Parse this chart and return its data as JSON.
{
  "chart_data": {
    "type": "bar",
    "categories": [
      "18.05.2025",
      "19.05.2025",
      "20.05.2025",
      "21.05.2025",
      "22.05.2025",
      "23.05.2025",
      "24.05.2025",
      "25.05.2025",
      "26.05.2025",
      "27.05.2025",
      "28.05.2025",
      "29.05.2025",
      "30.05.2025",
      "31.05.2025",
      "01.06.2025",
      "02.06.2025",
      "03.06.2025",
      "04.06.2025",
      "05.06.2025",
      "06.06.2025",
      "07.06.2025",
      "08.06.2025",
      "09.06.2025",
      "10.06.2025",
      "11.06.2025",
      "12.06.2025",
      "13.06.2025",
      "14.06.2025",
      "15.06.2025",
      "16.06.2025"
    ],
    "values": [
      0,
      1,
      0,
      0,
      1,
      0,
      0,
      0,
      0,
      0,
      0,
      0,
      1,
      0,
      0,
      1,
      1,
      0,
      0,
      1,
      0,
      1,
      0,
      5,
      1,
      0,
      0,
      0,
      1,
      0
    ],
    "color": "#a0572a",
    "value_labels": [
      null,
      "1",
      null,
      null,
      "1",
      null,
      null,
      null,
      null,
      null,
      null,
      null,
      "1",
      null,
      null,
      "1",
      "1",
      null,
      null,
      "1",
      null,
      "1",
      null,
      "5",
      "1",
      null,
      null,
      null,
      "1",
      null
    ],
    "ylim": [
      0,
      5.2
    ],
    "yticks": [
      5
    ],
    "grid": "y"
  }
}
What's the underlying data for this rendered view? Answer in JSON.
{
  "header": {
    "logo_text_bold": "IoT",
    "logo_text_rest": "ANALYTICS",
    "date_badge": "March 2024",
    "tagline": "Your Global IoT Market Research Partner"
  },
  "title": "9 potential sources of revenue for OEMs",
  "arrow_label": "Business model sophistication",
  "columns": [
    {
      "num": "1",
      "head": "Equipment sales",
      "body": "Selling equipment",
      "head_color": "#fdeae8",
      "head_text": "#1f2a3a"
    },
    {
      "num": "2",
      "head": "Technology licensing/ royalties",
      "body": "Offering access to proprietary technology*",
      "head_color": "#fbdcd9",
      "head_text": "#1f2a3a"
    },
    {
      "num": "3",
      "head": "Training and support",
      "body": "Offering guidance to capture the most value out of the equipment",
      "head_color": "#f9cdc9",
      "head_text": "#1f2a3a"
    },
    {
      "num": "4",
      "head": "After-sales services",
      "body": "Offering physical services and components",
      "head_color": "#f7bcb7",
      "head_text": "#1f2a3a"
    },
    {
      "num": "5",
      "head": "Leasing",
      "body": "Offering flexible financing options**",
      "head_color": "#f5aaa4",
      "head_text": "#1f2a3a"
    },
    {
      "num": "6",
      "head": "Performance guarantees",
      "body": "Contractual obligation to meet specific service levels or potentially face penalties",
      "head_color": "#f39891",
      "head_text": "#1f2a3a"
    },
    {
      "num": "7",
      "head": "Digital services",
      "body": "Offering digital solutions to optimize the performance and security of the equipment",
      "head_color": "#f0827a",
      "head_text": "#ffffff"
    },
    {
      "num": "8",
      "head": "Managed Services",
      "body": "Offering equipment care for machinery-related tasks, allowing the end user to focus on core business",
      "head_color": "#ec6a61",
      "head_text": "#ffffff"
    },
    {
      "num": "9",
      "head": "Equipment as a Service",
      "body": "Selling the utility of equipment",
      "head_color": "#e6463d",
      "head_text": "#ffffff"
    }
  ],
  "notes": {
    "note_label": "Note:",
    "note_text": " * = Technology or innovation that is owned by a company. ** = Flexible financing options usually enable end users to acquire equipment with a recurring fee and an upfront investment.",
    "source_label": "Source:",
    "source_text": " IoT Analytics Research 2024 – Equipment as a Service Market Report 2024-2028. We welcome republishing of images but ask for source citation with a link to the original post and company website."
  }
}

• What is asked
Produce a verbatim transcription of the entries above.

• Answer to the exercise
Parse this chart and return its data as JSON.
{
  "chart_data": {
    "type": "bar",
    "categories": [
      "18.05.2025",
      "19.05.2025",
      "20.05.2025",
      "21.05.2025",
      "22.05.2025",
      "23.05.2025",
      "24.05.2025",
      "25.05.2025",
      "26.05.2025",
      "27.05.2025",
      "28.05.2025",
      "29.05.2025",
      "30.05.2025",
      "31.05.2025",
      "01.06.2025",
      "02.06.2025",
      "03.06.2025",
      "04.06.2025",
      "05.06.2025",
      "06.06.2025",
      "07.06.2025",
      "08.06.2025",
      "09.06.2025",
      "10.06.2025",
      "11.06.2025",
      "12.06.2025",
      "13.06.2025",
      "14.06.2025",
      "15.06.2025",
      "16.06.2025"
    ],
    "values": [
      0,
      1,
      0,
      0,
      1,
      0,
      0,
      0,
      0,
      0,
      0,
      0,
      1,
      0,
      0,
      1,
      1,
      0,
      0,
      1,
      0,
      1,
      0,
      5,
      1,
      0,
      0,
      0,
      1,
      0
    ],
    "color": "#a0572a",
    "value_labels": [
      null,
      "1",
      null,
      null,
      "1",
      null,
      null,
      null,
      null,
      null,
      null,
      null,
      "1",
      null,
      null,
      "1",
      "1",
      null,
      null,
      "1",
      null,
      "1",
      null,
      "5",
      "1",
      null,
      null,
      null,
      "1",
      null
    ],
    "ylim": [
      0,
      5.2
    ],
    "yticks": [
      5
    ],
    "grid": "y"
  }
}
What's the underlying data for this rendered view? Answer in JSON.
{
  "header": {
    "logo_text_bold": "IoT",
    "logo_text_rest": "ANALYTICS",
    "date_badge": "March 2024",
    "tagline": "Your Global IoT Market Research Partner"
  },
  "title": "9 potential sources of revenue for OEMs",
  "arrow_label": "Business model sophistication",
  "columns": [
    {
      "num": "1",
      "head": "Equipment sales",
      "body": "Selling equipment",
      "head_color": "#fdeae8",
      "head_text": "#1f2a3a"
    },
    {
      "num": "2",
      "head": "Technology licensing/ royalties",
      "body": "Offering access to proprietary technology*",
      "head_color": "#fbdcd9",
      "head_text": "#1f2a3a"
    },
    {
      "num": "3",
      "head": "Training and support",
      "body": "Offering guidance to capture the most value out of the equipment",
      "head_color": "#f9cdc9",
      "head_text": "#1f2a3a"
    },
    {
      "num": "4",
      "head": "After-sales services",
      "body": "Offering physical services and components",
      "head_color": "#f7bcb7",
      "head_text": "#1f2a3a"
    },
    {
      "num": "5",
      "head": "Leasing",
      "body": "Offering flexible financing options**",
      "head_color": "#f5aaa4",
      "head_text": "#1f2a3a"
    },
    {
      "num": "6",
      "head": "Performance guarantees",
      "body": "Contractual obligation to meet specific service levels or potentially face penalties",
      "head_color": "#f39891",
      "head_text": "#1f2a3a"
    },
    {
      "num": "7",
      "head": "Digital services",
      "body": "Offering digital solutions to optimize the performance and security of the equipment",
      "head_color": "#f0827a",
      "head_text": "#ffffff"
    },
    {
      "num": "8",
      "head": "Managed Services",
      "body": "Offering equipment care for machinery-related tasks, allowing the end user to focus on core business",
      "head_color": "#ec6a61",
      "head_text": "#ffffff"
    },
    {
      "num": "9",
      "head": "Equipment as a Service",
      "body": "Selling the utility of equipment",
      "head_color": "#e6463d",
      "head_text": "#ffffff"
    }
  ],
  "notes": {
    "note_label": "Note:",
    "note_text": " * = Technology or innovation that is owned by a company. ** = Flexible financing options usually enable end users to acquire equipment with a recurring fee and an upfront investment.",
    "source_label": "Source:",
    "source_text": " IoT Analytics Research 2024 – Equipment as a Service Market Report 2024-2028. We welcome republishing of images but ask for source citation with a link to the original post and company website."
  }
}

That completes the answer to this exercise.